[Problem requirements] Only lines with the string "зданий" matter here; gather them from the material below.

(Records from a dataset)
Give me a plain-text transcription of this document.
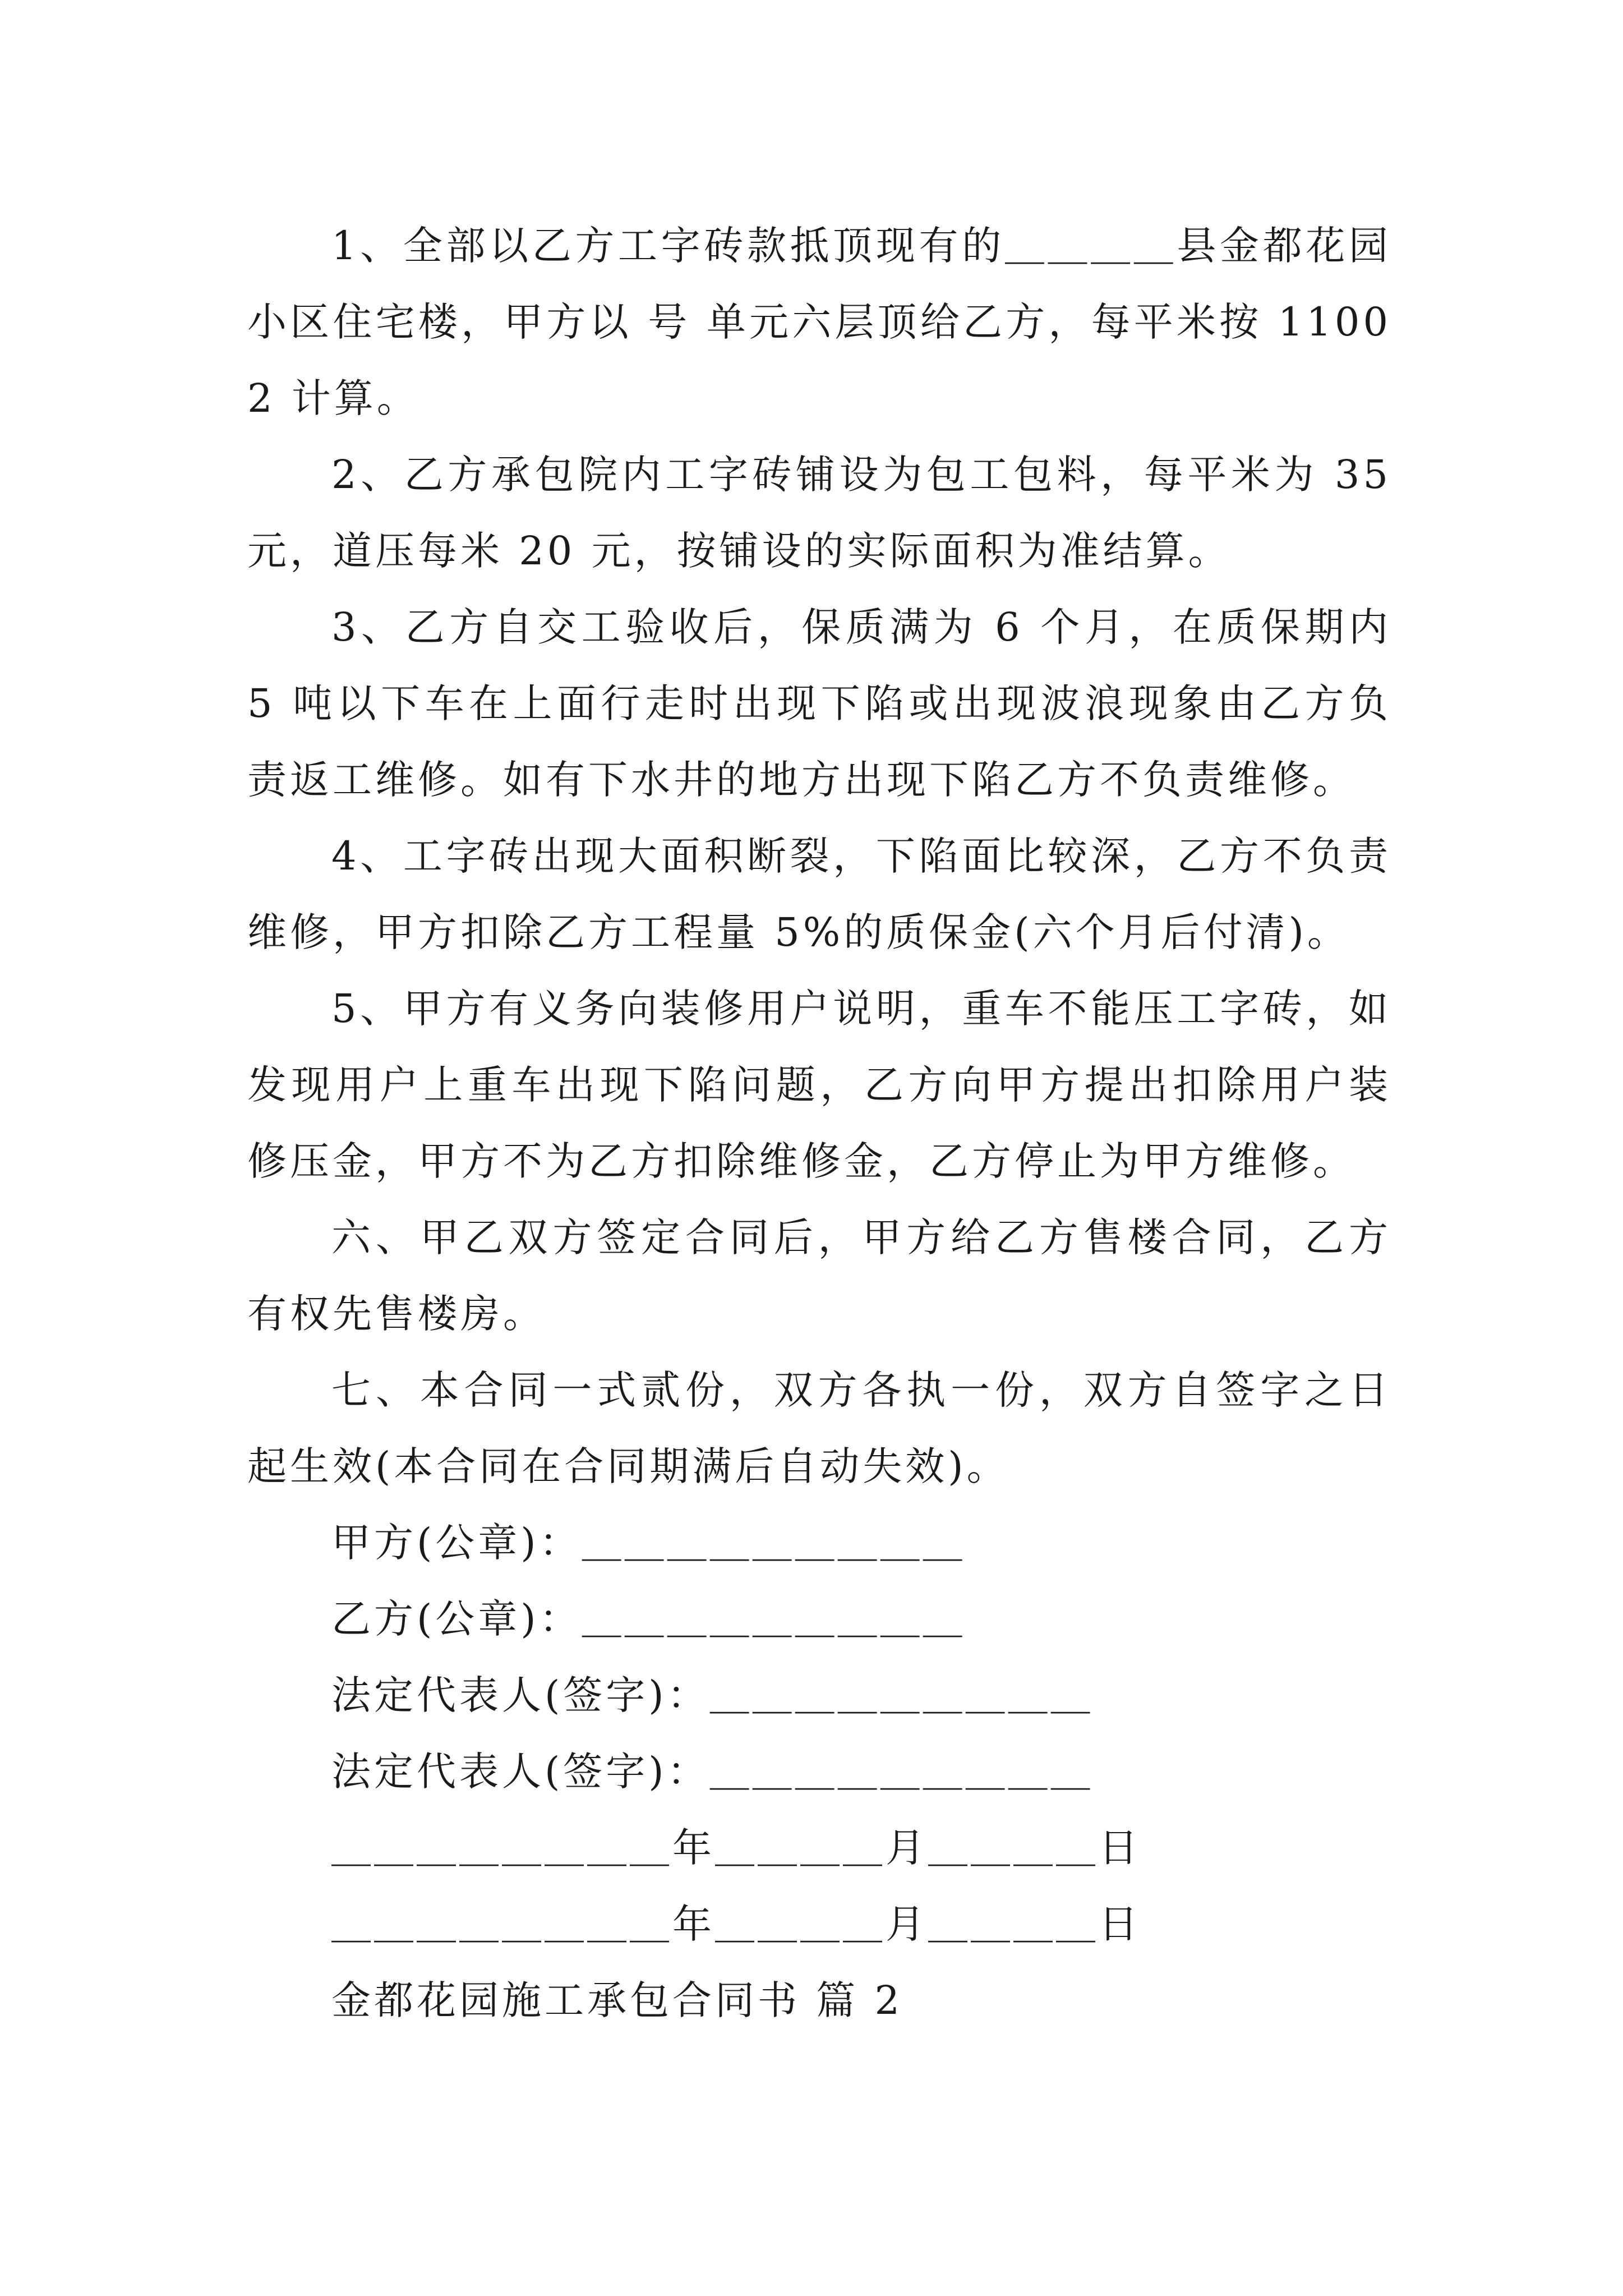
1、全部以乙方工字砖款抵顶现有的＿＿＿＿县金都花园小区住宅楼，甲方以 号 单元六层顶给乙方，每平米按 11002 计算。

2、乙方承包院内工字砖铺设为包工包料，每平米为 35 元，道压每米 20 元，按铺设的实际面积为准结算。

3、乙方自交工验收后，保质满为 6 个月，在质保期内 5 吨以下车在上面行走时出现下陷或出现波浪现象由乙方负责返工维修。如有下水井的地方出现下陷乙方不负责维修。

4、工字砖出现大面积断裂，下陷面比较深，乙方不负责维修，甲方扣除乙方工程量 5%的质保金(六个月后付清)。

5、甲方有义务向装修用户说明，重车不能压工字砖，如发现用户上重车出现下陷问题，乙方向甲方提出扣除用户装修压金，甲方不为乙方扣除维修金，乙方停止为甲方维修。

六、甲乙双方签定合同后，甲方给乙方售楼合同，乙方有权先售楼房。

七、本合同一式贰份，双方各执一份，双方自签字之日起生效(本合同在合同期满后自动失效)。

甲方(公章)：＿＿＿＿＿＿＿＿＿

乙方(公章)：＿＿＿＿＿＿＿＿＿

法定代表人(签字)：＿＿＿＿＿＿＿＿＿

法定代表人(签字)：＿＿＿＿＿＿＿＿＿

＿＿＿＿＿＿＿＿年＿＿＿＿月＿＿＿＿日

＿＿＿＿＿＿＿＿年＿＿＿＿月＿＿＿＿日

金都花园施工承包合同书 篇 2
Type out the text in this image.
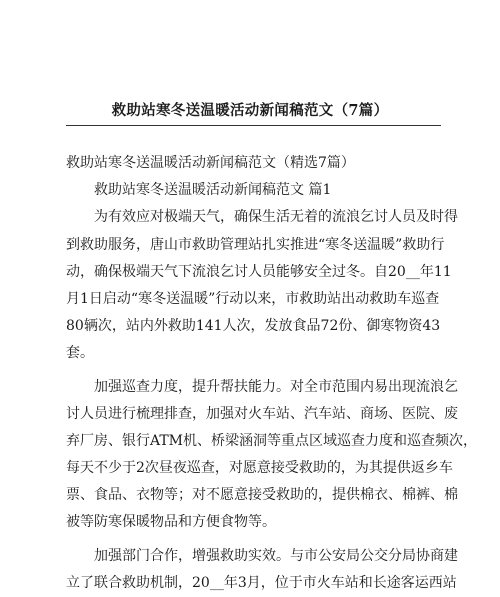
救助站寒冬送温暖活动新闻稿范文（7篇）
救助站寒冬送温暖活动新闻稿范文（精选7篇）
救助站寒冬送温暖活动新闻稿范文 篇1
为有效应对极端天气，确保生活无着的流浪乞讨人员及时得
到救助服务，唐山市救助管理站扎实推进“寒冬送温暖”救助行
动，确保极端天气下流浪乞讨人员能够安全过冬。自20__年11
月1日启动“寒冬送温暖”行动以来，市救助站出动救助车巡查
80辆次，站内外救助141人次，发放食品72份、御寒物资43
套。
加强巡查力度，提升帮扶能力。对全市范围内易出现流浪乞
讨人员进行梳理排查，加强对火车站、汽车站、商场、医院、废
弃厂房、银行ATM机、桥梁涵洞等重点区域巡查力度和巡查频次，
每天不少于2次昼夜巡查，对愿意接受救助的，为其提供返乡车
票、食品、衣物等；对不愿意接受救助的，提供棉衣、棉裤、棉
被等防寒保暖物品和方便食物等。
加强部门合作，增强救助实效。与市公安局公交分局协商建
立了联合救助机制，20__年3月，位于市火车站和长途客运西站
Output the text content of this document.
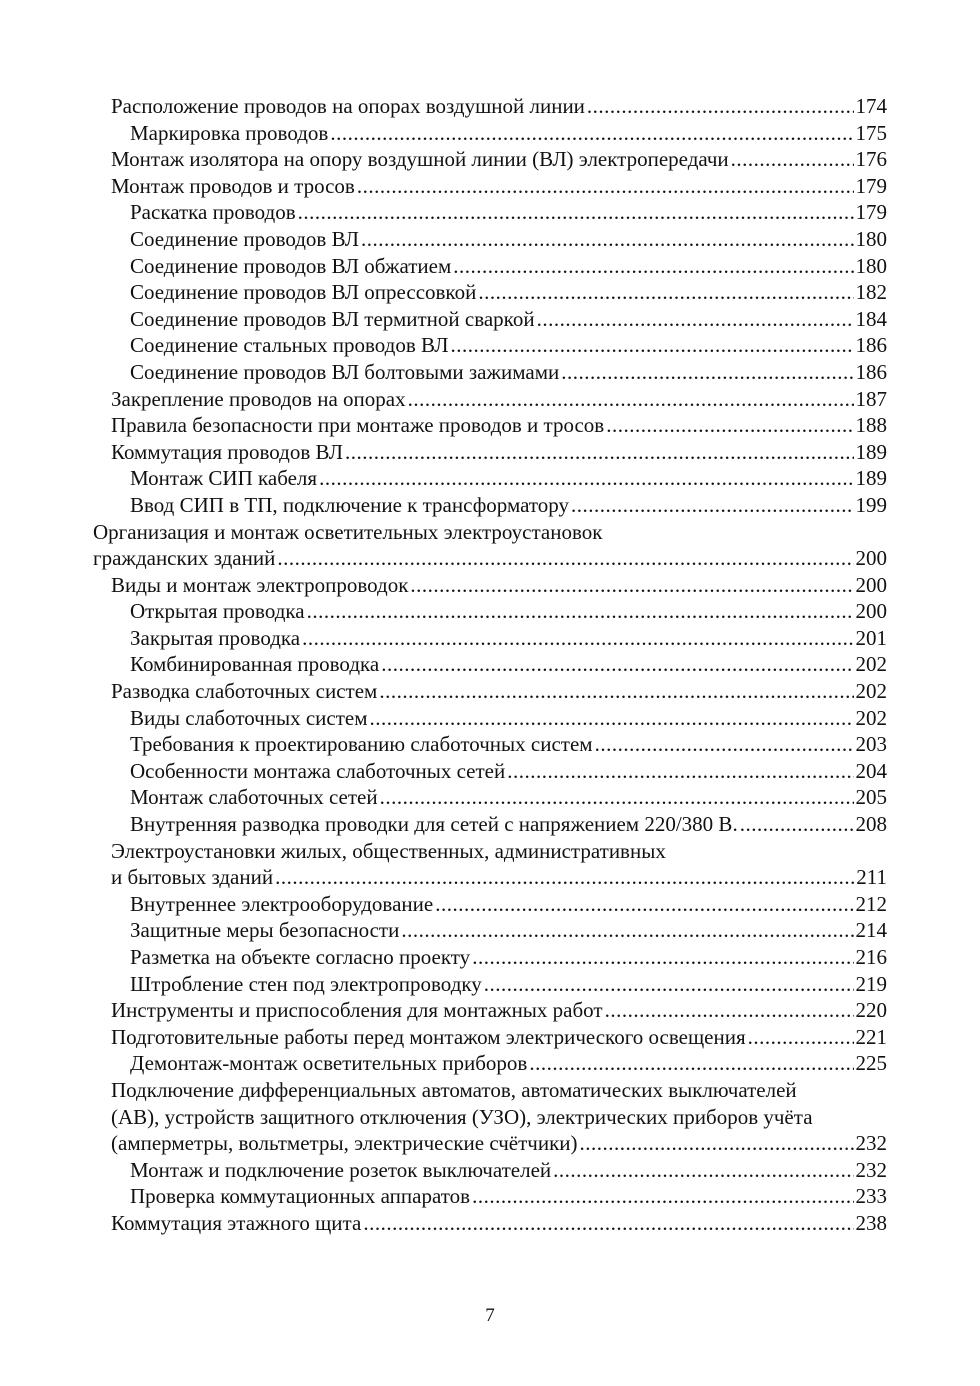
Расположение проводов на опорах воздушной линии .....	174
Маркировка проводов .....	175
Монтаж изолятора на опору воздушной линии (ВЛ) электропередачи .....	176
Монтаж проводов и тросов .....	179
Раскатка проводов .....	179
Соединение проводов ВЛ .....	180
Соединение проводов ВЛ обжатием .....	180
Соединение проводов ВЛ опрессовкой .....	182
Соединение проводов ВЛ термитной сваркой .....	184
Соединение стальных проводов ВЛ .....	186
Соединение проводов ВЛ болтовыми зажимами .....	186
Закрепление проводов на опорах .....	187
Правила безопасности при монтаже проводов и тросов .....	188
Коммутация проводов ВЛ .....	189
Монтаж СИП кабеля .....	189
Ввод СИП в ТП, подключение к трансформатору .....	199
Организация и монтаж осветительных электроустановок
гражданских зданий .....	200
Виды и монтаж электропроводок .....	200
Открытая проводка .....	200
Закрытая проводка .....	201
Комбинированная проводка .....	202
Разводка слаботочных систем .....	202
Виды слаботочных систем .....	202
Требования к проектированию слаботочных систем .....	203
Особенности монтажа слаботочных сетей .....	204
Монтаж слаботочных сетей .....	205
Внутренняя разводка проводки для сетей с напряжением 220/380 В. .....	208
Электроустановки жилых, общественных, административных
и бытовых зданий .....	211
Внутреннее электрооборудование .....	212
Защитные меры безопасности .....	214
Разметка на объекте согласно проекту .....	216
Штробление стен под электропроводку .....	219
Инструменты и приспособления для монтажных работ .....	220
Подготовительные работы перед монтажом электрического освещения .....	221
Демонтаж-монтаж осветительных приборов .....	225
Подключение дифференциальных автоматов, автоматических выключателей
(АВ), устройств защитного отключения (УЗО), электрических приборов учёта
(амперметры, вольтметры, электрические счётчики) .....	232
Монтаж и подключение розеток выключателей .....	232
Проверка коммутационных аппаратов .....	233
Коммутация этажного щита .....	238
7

[Response]
гражданских зданий .....	200
и бытовых зданий .....	211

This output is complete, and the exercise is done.